(Aim of the task): Give each line of the rows below as a numbered list. Skip blank lines and leave out the pictures.

++++++++++++++++++++

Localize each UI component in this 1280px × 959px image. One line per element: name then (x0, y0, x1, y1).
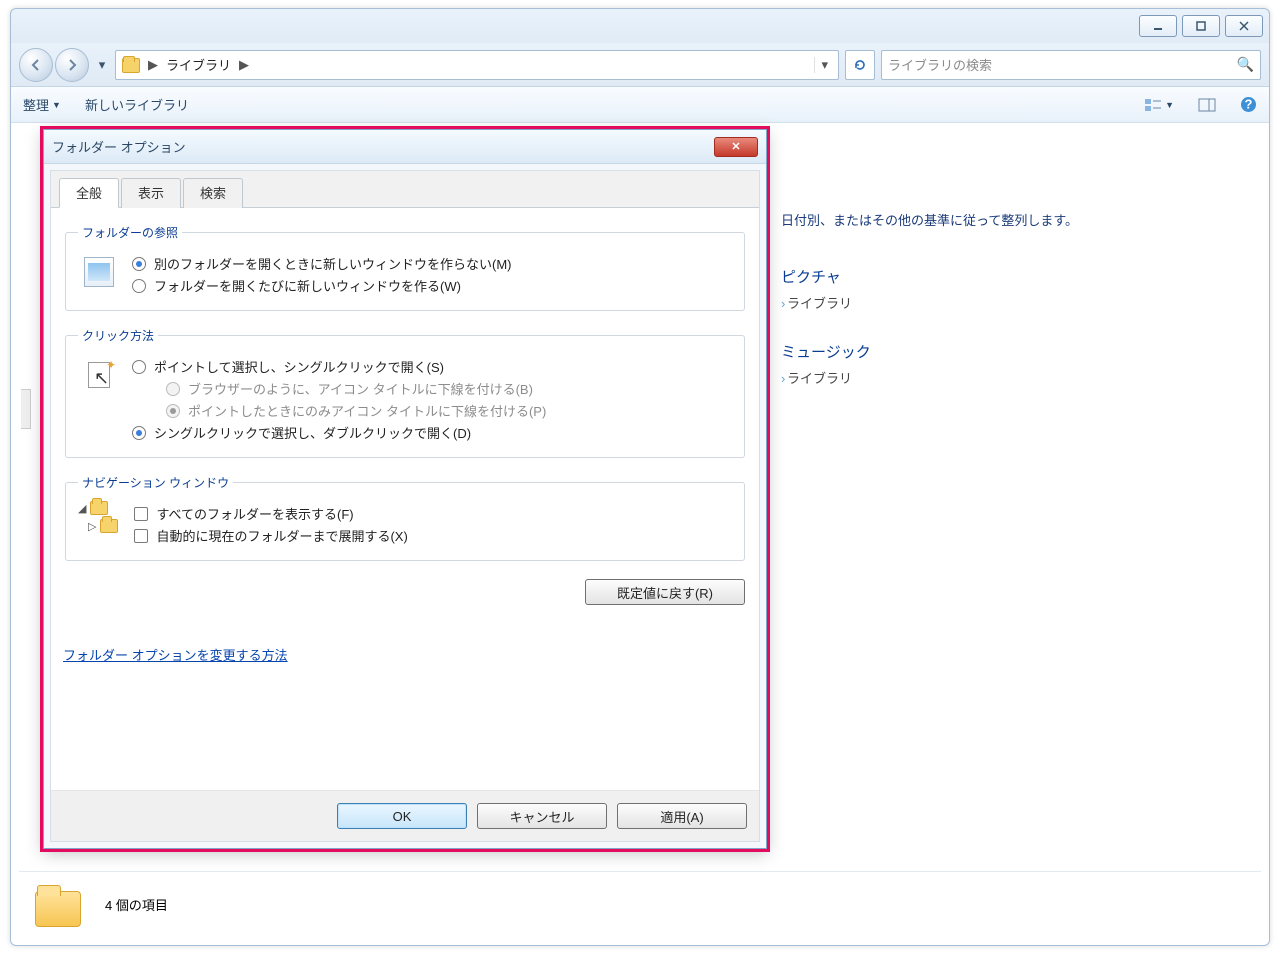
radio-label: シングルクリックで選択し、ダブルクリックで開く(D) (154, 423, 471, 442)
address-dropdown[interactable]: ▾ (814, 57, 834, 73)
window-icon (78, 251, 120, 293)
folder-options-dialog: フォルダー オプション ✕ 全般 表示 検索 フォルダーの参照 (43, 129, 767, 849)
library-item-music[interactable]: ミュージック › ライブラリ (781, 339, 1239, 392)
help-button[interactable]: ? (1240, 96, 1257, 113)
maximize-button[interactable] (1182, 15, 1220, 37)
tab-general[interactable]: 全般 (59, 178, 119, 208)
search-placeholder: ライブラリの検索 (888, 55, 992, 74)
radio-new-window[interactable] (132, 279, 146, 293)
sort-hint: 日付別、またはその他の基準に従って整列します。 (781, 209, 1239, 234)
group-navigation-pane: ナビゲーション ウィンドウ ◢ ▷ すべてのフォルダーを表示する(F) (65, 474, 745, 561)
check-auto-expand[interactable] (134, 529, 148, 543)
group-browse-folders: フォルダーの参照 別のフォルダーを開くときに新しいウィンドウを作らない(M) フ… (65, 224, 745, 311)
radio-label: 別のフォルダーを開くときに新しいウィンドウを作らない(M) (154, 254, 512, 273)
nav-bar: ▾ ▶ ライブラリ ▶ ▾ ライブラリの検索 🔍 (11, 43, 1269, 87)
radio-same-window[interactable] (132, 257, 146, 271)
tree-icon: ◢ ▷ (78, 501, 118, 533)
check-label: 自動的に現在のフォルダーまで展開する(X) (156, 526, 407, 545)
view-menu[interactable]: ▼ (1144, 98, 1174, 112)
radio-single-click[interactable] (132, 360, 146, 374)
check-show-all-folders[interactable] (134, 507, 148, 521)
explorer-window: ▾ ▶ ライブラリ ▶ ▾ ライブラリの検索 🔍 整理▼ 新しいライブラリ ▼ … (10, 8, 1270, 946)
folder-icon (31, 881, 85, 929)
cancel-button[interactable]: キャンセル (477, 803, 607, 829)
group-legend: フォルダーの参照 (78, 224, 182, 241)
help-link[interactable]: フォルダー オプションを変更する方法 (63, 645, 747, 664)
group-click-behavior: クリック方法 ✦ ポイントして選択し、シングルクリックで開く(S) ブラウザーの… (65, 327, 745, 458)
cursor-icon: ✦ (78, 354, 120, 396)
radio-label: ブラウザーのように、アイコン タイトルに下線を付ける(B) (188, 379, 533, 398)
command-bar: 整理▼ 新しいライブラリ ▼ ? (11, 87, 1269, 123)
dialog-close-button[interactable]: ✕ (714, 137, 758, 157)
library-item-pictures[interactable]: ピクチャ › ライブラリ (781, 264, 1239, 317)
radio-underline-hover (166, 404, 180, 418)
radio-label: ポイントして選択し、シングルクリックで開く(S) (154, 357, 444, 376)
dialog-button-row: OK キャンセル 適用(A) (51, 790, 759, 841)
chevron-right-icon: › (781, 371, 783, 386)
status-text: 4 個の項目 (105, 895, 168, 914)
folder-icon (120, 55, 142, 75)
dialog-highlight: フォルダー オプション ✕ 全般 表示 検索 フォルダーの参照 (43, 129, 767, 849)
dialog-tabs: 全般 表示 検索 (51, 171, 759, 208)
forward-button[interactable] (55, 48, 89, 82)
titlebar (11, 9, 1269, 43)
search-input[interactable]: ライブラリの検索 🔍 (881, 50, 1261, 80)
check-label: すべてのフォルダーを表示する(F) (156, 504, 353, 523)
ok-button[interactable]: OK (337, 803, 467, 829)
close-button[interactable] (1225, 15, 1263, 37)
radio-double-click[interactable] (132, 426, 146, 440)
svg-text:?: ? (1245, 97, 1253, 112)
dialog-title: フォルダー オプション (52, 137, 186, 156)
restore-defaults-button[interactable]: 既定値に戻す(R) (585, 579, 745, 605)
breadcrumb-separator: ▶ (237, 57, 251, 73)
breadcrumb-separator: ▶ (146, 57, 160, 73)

++++++++++++++++++++

(Complete answer):
1. Localize each UI component in this 1280px × 959px image. One line per element: name then (x0, y0, x1, y1).
2. radio-label: シングルクリックで選択し、ダブルクリックで開く(D) (154, 423, 471, 442)
3. address-dropdown[interactable]: ▾ (814, 57, 834, 73)
4. window-icon (78, 251, 120, 293)
5. folder-options-dialog: フォルダー オプション ✕ 全般 表示 検索 フォルダーの参照 (43, 129, 767, 849)
6. library-item-music[interactable]: ミュージック › ライブラリ (781, 339, 1239, 392)
7. help-button[interactable]: ? (1240, 96, 1257, 113)
8. maximize-button[interactable] (1182, 15, 1220, 37)
9. tab-general[interactable]: 全般 (59, 178, 119, 208)
10. search-placeholder: ライブラリの検索 (888, 55, 992, 74)
11. radio-new-window[interactable] (132, 279, 146, 293)
12. sort-hint: 日付別、またはその他の基準に従って整列します。 (781, 209, 1239, 234)
13. group-navigation-pane: ナビゲーション ウィンドウ ◢ ▷ すべてのフォルダーを表示する(F) (65, 474, 745, 561)
14. check-auto-expand[interactable] (134, 529, 148, 543)
15. group-browse-folders: フォルダーの参照 別のフォルダーを開くときに新しいウィンドウを作らない(M) フ… (65, 224, 745, 311)
16. radio-label: 別のフォルダーを開くときに新しいウィンドウを作らない(M) (154, 254, 512, 273)
17. nav-bar: ▾ ▶ ライブラリ ▶ ▾ ライブラリの検索 🔍 (11, 43, 1269, 87)
18. radio-same-window[interactable] (132, 257, 146, 271)
19. tree-icon: ◢ ▷ (78, 501, 118, 533)
20. check-label: 自動的に現在のフォルダーまで展開する(X) (156, 526, 407, 545)
21. view-menu[interactable]: ▼ (1144, 98, 1174, 112)
22. radio-single-click[interactable] (132, 360, 146, 374)
23. check-show-all-folders[interactable] (134, 507, 148, 521)
24. explorer-window: ▾ ▶ ライブラリ ▶ ▾ ライブラリの検索 🔍 整理▼ 新しいライブラリ ▼ … (10, 8, 1270, 946)
25. folder-icon (31, 881, 85, 929)
26. cancel-button[interactable]: キャンセル (477, 803, 607, 829)
27. group-legend: フォルダーの参照 (78, 224, 182, 241)
28. help-link[interactable]: フォルダー オプションを変更する方法 (63, 645, 747, 664)
29. group-click-behavior: クリック方法 ✦ ポイントして選択し、シングルクリックで開く(S) ブラウザーの… (65, 327, 745, 458)
30. cursor-icon: ✦ (78, 354, 120, 396)
31. radio-label: ブラウザーのように、アイコン タイトルに下線を付ける(B) (188, 379, 533, 398)
32. command-bar: 整理▼ 新しいライブラリ ▼ ? (11, 87, 1269, 123)
33. dialog-close-button[interactable]: ✕ (714, 137, 758, 157)
34. library-item-pictures[interactable]: ピクチャ › ライブラリ (781, 264, 1239, 317)
35. radio-underline-hover (166, 404, 180, 418)
36. radio-label: ポイントして選択し、シングルクリックで開く(S) (154, 357, 444, 376)
37. dialog-button-row: OK キャンセル 適用(A) (51, 790, 759, 841)
38. chevron-right-icon: › (781, 371, 783, 386)
39. status-text: 4 個の項目 (105, 895, 168, 914)
40. folder-icon (120, 55, 142, 75)
41. dialog-highlight: フォルダー オプション ✕ 全般 表示 検索 フォルダーの参照 (43, 129, 767, 849)
42. dialog-tabs: 全般 表示 検索 (51, 171, 759, 208)
43. forward-button[interactable] (55, 48, 89, 82)
44. titlebar (11, 9, 1269, 43)
45. search-input[interactable]: ライブラリの検索 🔍 (881, 50, 1261, 80)
46. check-label: すべてのフォルダーを表示する(F) (156, 504, 353, 523)
47. ok-button[interactable]: OK (337, 803, 467, 829)
48. close-button[interactable] (1225, 15, 1263, 37)
49. radio-double-click[interactable] (132, 426, 146, 440)
50. svg-text:?: ? (1245, 97, 1253, 112)
51. dialog-title: フォルダー オプション (52, 137, 186, 156)
52. restore-defaults-button[interactable]: 既定値に戻す(R) (585, 579, 745, 605)
53. breadcrumb-separator: ▶ (237, 57, 251, 73)
54. breadcrumb-separator: ▶ (146, 57, 160, 73)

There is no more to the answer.